ВАШИ ЗАДАНИЯ:
**1.** Соответствуют ли тексту о 361-й дивизии следующие утверждения: (а) на 20 апреля 1942 года в дивизии было 4809 человек; (б) дивизии удалось взять Сычевку; (в) из 713 человек, вышедших из окружения, 345 были командирами? На каждое ответьте «да» или «нет» и приведите решающие слова текста дословно.
**2.** В какую дивизию переименовали 361-ю стрелковую дивизию за январские сражения 1942 года согласно тексту о 361-й дивизии?
**3.** Перепечатайте из текста о 361-й дивизии отрывок, начиная со слов «Во всех воспоминаниях» и продолжая до слов «ничего не осталось.» включительно.
== ВЫБРАННЫЙ ТЕКСТ
Сычевку дивизия взять не смогла и устремилась на запад, фронтом к востоку. Места там очень болотистые, проходимых дорог было мало, поэтому линии фронтов шли узкими клиньями. Весь февраль и март в этом месте шли очень жестокие бои.
Примечательно, что Анвар Бикчентаев, будущий башкирский писатель, ответственный секретарь 59-го стрелкового полка, воевал в составе 361-й дивизии. Есть документальные свидетельства о том, как он поднял группу бойцов до 20 человек против немецких автоматчиков, пробравшихся на опушку леса, и был ранен в лицо. К чести писателя, он прошел с 361-й весь трагический путь от начала до ее конца.
Чтобы хоть немного представить весь ужас тех дней, обратимся к воспоминанию Е.П. Тарасова, ветерана 234-й стрелковой дивизии, воевавшей с конца марта неподалеку, в районе Белого: «Когда стараешься восстановить в памяти конец марта-начало апреля 1942 года, то многие дни сливаются в один.
Почти ежедневная карусель из немецких бомбардировщиков над головой. Построившись в круг, они поочередно, с пикирования, включая сирены, бомбили и обстреливали нас. Никогда не забыть: плотный минометный огонь, который обрушивали на нас, не жалея мин... и тяжелую, непроходящую усталость от постоянного недосыпания и нервного напряжения».
В конце мая 1942 года дивизию перевели в «коридор» ближе к Оленино, тогда же были подведены итоги четырех месяцев сражений. На 20 апреля 1942 года дивизия состояла из 4809 человек – половина ее начального состава. 2 июля немецкое командование начало операцию под названием «Зейдлиц», и части 361-й сразу попали под натиск врага рядом с поселком Оленино.
Сдержать немцев не удалось, и дивизия начала свой последний поход по лесам и болотам под Ржевом. За несколько дней дивизия прошла более 150 км по тылам врага, перетаскивая орудия, машины, технику. Дороги из-за дождей превратились в сплошное месиво. Когда заканчивались горючее и боеприпасы, орудия и технику уничтожали.
Во всех воспоминаниях отмечается засилье в небе немецкой авиации и практически полное отсутствие наших самолетов. Бойцы выходили из окружения на запад, в расположение 22-й армии. В итоге по спискам вышедших из окружения за период со 2 по 22 июля значится 713 человек, из которых 345 – командиры. Пропавших без вести и убитых было 2161 человек, плюс санитарные потери, которые, как правило, всегда больше тех, что случаются во время боев. От дивизии практически ничего не осталось.
За январские сражения в 1942 году 361-я стрелковая дивизия была переименована в 21-ю гвардейскую. В августе этого же года она была переформирована, и в ее состав вошли солдаты из других регионов СССР. А вот наши земляки в тех боях полегли почти все. По признанию автора книги «21-я гвардейская» А.А. Василевского, «..в десятитысячном строю бойцов мало осталось людей, начинавших путь от Башкирии».
====
== ИСХОДНЫЕ ДАННЫЕ
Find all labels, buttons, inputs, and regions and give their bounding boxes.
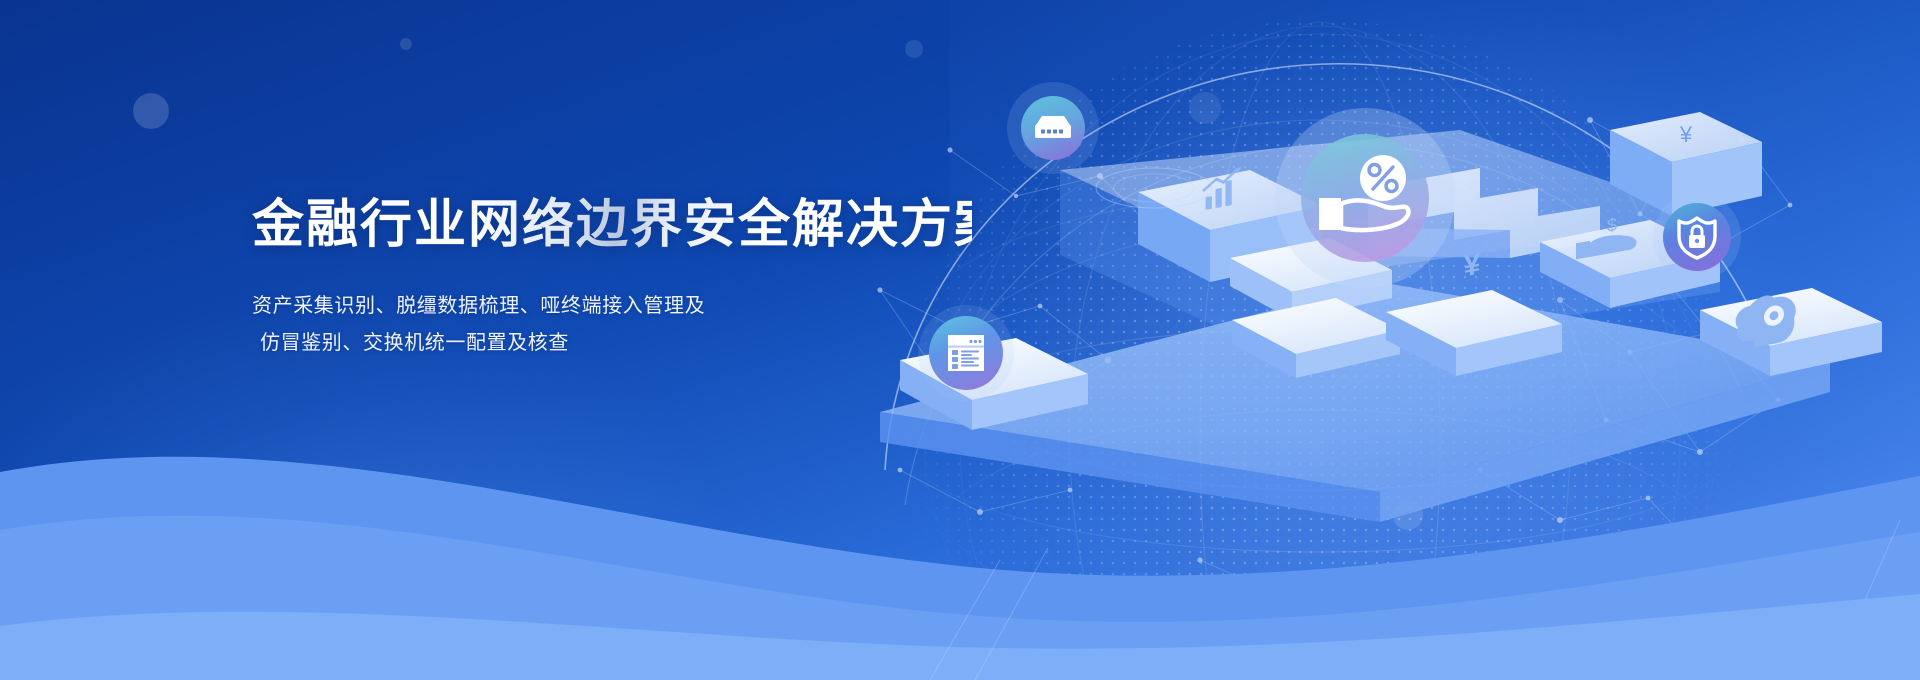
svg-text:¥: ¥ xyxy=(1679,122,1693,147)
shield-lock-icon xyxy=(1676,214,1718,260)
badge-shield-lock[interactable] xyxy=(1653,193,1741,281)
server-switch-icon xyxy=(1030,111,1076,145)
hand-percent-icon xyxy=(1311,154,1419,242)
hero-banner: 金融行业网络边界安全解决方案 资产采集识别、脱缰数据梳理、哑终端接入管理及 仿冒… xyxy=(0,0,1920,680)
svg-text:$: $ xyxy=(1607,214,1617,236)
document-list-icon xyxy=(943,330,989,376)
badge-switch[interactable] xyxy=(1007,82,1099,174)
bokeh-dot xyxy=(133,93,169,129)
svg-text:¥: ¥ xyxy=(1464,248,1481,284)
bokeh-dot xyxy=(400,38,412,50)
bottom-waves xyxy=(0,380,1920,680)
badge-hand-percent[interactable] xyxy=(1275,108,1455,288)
====
== ИСХОДНЫЕ ДАННЫЕ
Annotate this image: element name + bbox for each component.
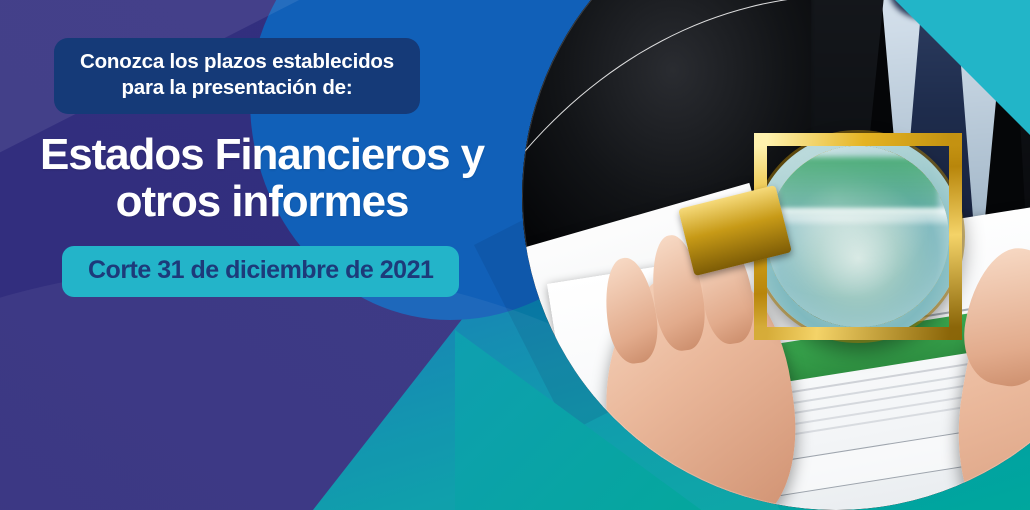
====
== ИСХОДНЫЕ ДАННЫЕ
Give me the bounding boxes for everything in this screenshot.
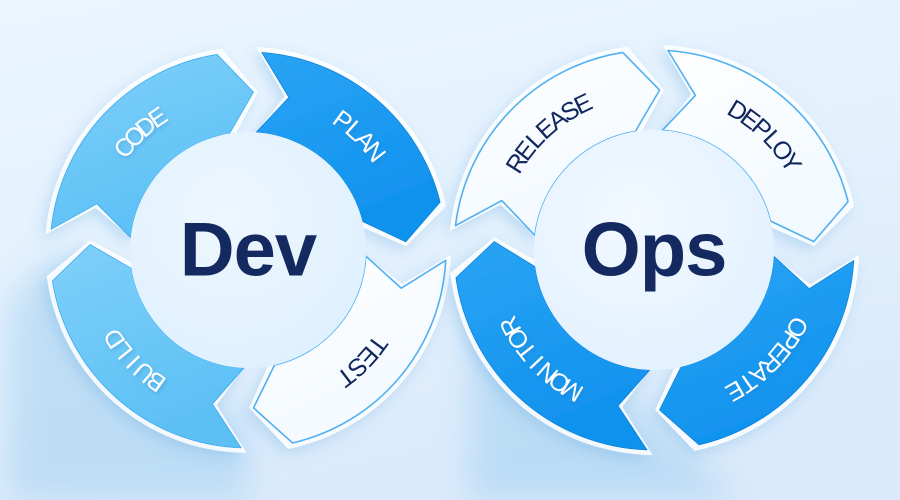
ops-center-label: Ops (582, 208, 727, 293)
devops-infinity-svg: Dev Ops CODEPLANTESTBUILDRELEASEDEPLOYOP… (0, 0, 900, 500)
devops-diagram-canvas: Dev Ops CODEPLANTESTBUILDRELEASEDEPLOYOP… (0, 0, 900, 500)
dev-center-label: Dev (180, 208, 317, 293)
====
ПРАВИЛЬНЫЕ ОТВЕТЫ:
**1.**
(а) Да: «На 20 апреля 1942 года дивизия состояла из 4809 человек».
(б) Нет: «Сычевку дивизия взять не смогла».
(в) Да: «значится 713 человек, из которых 345 – командиры».

**2.** В 21-ю гвардейскую дивизию.

**3.**
Во всех воспоминаниях отмечается засилье в небе немецкой авиации и практически полное отсутствие наших самолетов. Бойцы выходили из окружения на запад, в расположение 22-й армии. В итоге по спискам вышедших из окружения за период со 2 по 22 июля значится 713 человек, из которых 345 – командиры. Пропавших без вести и убитых было 2161 человек, плюс санитарные потери, которые, как правило, всегда больше тех, что случаются во время боев. От дивизии практически ничего не осталось.